PROMPT: Copy out all the entries word for word.

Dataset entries
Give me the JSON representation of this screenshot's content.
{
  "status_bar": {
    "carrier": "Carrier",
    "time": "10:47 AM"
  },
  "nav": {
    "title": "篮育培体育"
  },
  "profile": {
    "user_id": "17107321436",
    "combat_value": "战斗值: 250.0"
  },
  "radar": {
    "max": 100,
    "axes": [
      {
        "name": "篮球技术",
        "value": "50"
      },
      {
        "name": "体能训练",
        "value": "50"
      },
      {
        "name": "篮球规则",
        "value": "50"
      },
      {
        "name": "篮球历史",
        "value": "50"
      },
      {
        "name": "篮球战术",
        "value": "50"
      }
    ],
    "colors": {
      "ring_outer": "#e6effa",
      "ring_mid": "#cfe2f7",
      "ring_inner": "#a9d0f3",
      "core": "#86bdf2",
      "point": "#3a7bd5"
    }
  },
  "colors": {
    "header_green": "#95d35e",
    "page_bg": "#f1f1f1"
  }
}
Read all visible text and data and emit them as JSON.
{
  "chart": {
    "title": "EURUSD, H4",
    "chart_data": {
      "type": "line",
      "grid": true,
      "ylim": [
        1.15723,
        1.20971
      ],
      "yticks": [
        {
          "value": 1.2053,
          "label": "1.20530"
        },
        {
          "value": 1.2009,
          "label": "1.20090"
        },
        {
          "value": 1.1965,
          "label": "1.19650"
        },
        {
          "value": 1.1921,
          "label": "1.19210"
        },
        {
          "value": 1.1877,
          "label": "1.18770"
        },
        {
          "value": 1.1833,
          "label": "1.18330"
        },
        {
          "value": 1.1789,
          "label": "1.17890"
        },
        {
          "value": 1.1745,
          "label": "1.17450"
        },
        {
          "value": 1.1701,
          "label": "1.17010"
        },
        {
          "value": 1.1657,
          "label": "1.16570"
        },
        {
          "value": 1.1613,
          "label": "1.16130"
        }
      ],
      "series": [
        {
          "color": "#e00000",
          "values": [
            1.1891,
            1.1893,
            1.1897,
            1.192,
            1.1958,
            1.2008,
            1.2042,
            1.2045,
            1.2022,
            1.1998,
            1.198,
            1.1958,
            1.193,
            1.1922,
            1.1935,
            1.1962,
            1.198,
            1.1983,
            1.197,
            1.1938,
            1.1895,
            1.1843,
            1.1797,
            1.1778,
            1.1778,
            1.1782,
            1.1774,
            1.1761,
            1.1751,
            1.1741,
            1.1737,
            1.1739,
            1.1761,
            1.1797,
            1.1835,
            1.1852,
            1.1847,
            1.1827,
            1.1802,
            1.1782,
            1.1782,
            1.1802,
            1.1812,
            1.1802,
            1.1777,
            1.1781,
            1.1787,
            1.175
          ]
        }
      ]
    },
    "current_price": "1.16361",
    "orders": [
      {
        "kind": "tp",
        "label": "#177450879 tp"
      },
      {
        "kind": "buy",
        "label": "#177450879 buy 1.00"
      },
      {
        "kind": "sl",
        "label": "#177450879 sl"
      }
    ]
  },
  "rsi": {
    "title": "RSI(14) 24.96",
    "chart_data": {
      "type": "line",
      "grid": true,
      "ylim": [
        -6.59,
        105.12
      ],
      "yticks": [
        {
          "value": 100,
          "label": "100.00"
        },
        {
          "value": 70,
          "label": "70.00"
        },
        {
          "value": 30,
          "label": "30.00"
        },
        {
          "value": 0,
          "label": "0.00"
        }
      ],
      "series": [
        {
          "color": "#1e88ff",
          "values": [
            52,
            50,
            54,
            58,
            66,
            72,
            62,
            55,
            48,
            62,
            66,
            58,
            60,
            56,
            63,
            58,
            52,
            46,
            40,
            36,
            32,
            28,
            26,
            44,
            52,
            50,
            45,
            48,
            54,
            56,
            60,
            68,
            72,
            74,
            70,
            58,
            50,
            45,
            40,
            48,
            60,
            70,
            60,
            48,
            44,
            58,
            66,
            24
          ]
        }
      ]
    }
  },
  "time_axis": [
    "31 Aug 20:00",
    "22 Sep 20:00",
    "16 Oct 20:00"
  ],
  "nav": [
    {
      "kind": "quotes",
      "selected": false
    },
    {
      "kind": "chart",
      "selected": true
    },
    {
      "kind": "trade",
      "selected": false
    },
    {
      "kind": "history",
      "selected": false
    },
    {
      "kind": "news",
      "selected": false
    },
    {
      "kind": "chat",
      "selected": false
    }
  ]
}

ANSWER TO THIS PROBLEM:
Give me the JSON representation of this screenshot's content.
{
  "status_bar": {
    "carrier": "Carrier",
    "time": "10:47 AM"
  },
  "nav": {
    "title": "篮育培体育"
  },
  "profile": {
    "user_id": "17107321436",
    "combat_value": "战斗值: 250.0"
  },
  "radar": {
    "max": 100,
    "axes": [
      {
        "name": "篮球技术",
        "value": "50"
      },
      {
        "name": "体能训练",
        "value": "50"
      },
      {
        "name": "篮球规则",
        "value": "50"
      },
      {
        "name": "篮球历史",
        "value": "50"
      },
      {
        "name": "篮球战术",
        "value": "50"
      }
    ],
    "colors": {
      "ring_outer": "#e6effa",
      "ring_mid": "#cfe2f7",
      "ring_inner": "#a9d0f3",
      "core": "#86bdf2",
      "point": "#3a7bd5"
    }
  },
  "colors": {
    "header_green": "#95d35e",
    "page_bg": "#f1f1f1"
  }
}
Read all visible text and data and emit them as JSON.
{
  "chart": {
    "title": "EURUSD, H4",
    "chart_data": {
      "type": "line",
      "grid": true,
      "ylim": [
        1.15723,
        1.20971
      ],
      "yticks": [
        {
          "value": 1.2053,
          "label": "1.20530"
        },
        {
          "value": 1.2009,
          "label": "1.20090"
        },
        {
          "value": 1.1965,
          "label": "1.19650"
        },
        {
          "value": 1.1921,
          "label": "1.19210"
        },
        {
          "value": 1.1877,
          "label": "1.18770"
        },
        {
          "value": 1.1833,
          "label": "1.18330"
        },
        {
          "value": 1.1789,
          "label": "1.17890"
        },
        {
          "value": 1.1745,
          "label": "1.17450"
        },
        {
          "value": 1.1701,
          "label": "1.17010"
        },
        {
          "value": 1.1657,
          "label": "1.16570"
        },
        {
          "value": 1.1613,
          "label": "1.16130"
        }
      ],
      "series": [
        {
          "color": "#e00000",
          "values": [
            1.1891,
            1.1893,
            1.1897,
            1.192,
            1.1958,
            1.2008,
            1.2042,
            1.2045,
            1.2022,
            1.1998,
            1.198,
            1.1958,
            1.193,
            1.1922,
            1.1935,
            1.1962,
            1.198,
            1.1983,
            1.197,
            1.1938,
            1.1895,
            1.1843,
            1.1797,
            1.1778,
            1.1778,
            1.1782,
            1.1774,
            1.1761,
            1.1751,
            1.1741,
            1.1737,
            1.1739,
            1.1761,
            1.1797,
            1.1835,
            1.1852,
            1.1847,
            1.1827,
            1.1802,
            1.1782,
            1.1782,
            1.1802,
            1.1812,
            1.1802,
            1.1777,
            1.1781,
            1.1787,
            1.175
          ]
        }
      ]
    },
    "current_price": "1.16361",
    "orders": [
      {
        "kind": "tp",
        "label": "#177450879 tp"
      },
      {
        "kind": "buy",
        "label": "#177450879 buy 1.00"
      },
      {
        "kind": "sl",
        "label": "#177450879 sl"
      }
    ]
  },
  "rsi": {
    "title": "RSI(14) 24.96",
    "chart_data": {
      "type": "line",
      "grid": true,
      "ylim": [
        -6.59,
        105.12
      ],
      "yticks": [
        {
          "value": 100,
          "label": "100.00"
        },
        {
          "value": 70,
          "label": "70.00"
        },
        {
          "value": 30,
          "label": "30.00"
        },
        {
          "value": 0,
          "label": "0.00"
        }
      ],
      "series": [
        {
          "color": "#1e88ff",
          "values": [
            52,
            50,
            54,
            58,
            66,
            72,
            62,
            55,
            48,
            62,
            66,
            58,
            60,
            56,
            63,
            58,
            52,
            46,
            40,
            36,
            32,
            28,
            26,
            44,
            52,
            50,
            45,
            48,
            54,
            56,
            60,
            68,
            72,
            74,
            70,
            58,
            50,
            45,
            40,
            48,
            60,
            70,
            60,
            48,
            44,
            58,
            66,
            24
          ]
        }
      ]
    }
  },
  "time_axis": [
    "31 Aug 20:00",
    "22 Sep 20:00",
    "16 Oct 20:00"
  ],
  "nav": [
    {
      "kind": "quotes",
      "selected": false
    },
    {
      "kind": "chart",
      "selected": true
    },
    {
      "kind": "trade",
      "selected": false
    },
    {
      "kind": "history",
      "selected": false
    },
    {
      "kind": "news",
      "selected": false
    },
    {
      "kind": "chat",
      "selected": false
    }
  ]
}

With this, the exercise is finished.